Work instructions
Determine how many lines contain the string "color". Respond with that number and nothing more.

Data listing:
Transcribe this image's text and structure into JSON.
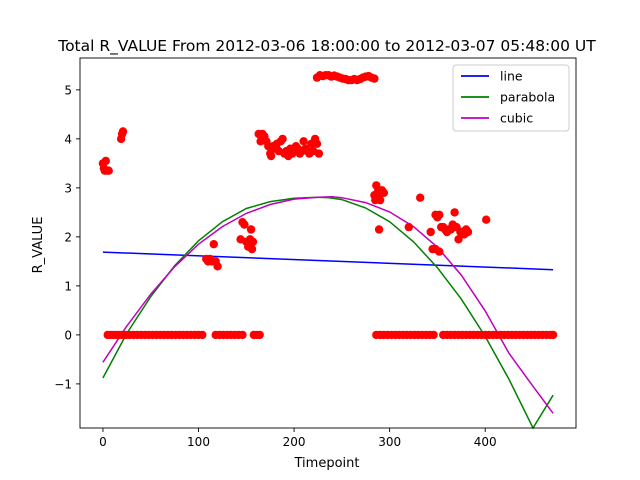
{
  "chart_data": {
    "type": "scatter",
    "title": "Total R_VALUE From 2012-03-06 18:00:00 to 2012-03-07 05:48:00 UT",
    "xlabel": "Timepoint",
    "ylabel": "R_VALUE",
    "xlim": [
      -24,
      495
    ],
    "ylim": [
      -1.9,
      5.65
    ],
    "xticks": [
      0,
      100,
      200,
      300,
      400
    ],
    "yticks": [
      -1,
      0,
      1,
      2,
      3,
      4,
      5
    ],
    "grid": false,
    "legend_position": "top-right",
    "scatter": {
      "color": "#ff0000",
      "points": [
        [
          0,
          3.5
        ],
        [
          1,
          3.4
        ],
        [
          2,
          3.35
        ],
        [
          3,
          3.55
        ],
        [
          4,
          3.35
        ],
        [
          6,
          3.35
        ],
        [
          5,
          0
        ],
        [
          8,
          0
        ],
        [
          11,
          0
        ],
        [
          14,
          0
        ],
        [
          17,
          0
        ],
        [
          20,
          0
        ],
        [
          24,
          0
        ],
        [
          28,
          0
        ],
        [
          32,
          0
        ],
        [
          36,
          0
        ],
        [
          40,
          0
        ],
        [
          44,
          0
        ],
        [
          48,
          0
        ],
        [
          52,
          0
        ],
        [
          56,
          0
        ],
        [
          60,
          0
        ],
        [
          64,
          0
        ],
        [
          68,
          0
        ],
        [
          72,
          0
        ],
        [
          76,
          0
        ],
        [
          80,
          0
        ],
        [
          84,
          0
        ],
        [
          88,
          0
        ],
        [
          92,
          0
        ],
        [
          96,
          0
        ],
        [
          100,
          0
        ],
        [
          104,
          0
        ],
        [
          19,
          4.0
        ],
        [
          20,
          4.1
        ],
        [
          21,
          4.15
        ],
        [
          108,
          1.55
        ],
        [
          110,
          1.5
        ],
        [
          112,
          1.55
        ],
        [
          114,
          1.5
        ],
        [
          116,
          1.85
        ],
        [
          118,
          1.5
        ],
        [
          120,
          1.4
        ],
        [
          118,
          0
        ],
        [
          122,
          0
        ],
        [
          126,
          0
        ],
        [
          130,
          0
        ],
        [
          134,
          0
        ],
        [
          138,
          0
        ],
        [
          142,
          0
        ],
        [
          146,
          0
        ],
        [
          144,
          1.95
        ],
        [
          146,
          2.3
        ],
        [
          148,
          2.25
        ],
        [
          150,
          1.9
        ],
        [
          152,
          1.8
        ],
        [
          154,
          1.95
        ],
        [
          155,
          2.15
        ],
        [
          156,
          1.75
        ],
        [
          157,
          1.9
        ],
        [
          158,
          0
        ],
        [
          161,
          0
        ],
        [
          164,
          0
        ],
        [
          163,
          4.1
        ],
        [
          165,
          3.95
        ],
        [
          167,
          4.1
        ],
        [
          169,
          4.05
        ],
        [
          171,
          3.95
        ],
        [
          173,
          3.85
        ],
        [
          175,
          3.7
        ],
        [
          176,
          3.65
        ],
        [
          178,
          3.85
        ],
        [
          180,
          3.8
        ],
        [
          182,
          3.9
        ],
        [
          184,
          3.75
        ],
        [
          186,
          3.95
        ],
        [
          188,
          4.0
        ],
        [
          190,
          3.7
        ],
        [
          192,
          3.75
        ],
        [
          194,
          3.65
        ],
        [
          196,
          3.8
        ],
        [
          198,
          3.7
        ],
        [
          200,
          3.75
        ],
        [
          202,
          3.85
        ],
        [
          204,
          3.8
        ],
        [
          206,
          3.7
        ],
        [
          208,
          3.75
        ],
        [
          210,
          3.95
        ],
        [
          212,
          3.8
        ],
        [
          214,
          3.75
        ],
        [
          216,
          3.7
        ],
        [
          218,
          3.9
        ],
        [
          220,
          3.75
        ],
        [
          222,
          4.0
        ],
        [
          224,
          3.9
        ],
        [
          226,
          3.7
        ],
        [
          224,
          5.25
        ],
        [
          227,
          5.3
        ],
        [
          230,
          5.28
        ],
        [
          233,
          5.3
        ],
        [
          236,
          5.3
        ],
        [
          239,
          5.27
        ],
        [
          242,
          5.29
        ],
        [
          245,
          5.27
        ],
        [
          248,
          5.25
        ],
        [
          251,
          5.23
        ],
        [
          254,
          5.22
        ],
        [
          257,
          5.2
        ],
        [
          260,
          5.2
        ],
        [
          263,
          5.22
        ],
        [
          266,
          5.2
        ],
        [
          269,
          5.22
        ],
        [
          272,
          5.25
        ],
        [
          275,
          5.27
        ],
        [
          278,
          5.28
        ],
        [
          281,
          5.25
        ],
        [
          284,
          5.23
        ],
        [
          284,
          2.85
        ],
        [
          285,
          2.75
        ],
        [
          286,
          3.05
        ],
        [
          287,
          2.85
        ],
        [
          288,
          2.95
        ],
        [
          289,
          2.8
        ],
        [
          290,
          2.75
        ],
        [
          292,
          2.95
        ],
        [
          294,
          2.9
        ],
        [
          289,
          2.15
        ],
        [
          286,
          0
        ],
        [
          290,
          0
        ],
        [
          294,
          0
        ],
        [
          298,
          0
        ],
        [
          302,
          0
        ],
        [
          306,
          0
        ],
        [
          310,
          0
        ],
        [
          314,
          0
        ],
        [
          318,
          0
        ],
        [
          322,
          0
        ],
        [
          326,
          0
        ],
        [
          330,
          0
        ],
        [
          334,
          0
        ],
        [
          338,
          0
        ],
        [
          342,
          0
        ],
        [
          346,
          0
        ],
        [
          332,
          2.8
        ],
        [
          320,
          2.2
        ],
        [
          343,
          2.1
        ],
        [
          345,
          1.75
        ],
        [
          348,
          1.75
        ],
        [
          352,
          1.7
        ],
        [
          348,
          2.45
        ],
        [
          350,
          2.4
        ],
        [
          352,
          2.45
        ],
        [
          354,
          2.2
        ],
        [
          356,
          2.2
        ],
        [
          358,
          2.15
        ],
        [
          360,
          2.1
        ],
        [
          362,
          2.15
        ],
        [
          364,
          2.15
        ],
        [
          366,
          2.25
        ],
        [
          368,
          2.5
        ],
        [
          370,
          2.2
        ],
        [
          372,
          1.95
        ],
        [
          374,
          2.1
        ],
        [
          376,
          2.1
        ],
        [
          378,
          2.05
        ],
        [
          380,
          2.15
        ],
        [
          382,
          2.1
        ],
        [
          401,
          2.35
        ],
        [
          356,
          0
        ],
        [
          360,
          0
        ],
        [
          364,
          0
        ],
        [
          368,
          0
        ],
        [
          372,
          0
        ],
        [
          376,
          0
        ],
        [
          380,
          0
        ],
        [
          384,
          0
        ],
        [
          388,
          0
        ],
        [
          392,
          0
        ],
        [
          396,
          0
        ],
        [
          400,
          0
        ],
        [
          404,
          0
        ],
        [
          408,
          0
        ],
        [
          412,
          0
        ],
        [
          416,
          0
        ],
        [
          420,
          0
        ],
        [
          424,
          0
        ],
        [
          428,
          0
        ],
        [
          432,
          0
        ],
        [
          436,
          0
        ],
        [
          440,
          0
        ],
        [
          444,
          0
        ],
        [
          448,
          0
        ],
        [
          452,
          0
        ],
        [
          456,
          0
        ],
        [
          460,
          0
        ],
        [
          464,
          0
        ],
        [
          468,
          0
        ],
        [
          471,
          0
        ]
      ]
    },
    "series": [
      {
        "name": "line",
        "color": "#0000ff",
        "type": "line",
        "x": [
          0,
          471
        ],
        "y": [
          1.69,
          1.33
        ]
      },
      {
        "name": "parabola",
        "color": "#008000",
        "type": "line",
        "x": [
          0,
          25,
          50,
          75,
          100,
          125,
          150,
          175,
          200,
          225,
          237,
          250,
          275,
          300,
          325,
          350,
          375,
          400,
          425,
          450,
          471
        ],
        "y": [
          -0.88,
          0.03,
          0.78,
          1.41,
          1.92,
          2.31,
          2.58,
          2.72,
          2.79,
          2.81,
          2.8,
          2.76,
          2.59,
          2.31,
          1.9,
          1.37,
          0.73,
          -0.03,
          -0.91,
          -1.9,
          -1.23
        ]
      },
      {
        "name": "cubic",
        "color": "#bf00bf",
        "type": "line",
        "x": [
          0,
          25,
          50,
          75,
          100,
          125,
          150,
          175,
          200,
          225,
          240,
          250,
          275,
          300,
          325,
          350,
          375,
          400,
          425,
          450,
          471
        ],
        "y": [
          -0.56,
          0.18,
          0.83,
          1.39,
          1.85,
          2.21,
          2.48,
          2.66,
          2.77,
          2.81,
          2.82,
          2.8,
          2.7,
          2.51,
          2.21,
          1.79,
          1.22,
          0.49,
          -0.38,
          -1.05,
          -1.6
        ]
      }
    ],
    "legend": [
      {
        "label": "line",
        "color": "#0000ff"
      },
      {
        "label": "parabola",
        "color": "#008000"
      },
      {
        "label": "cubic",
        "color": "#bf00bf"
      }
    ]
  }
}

Output for this exercise
7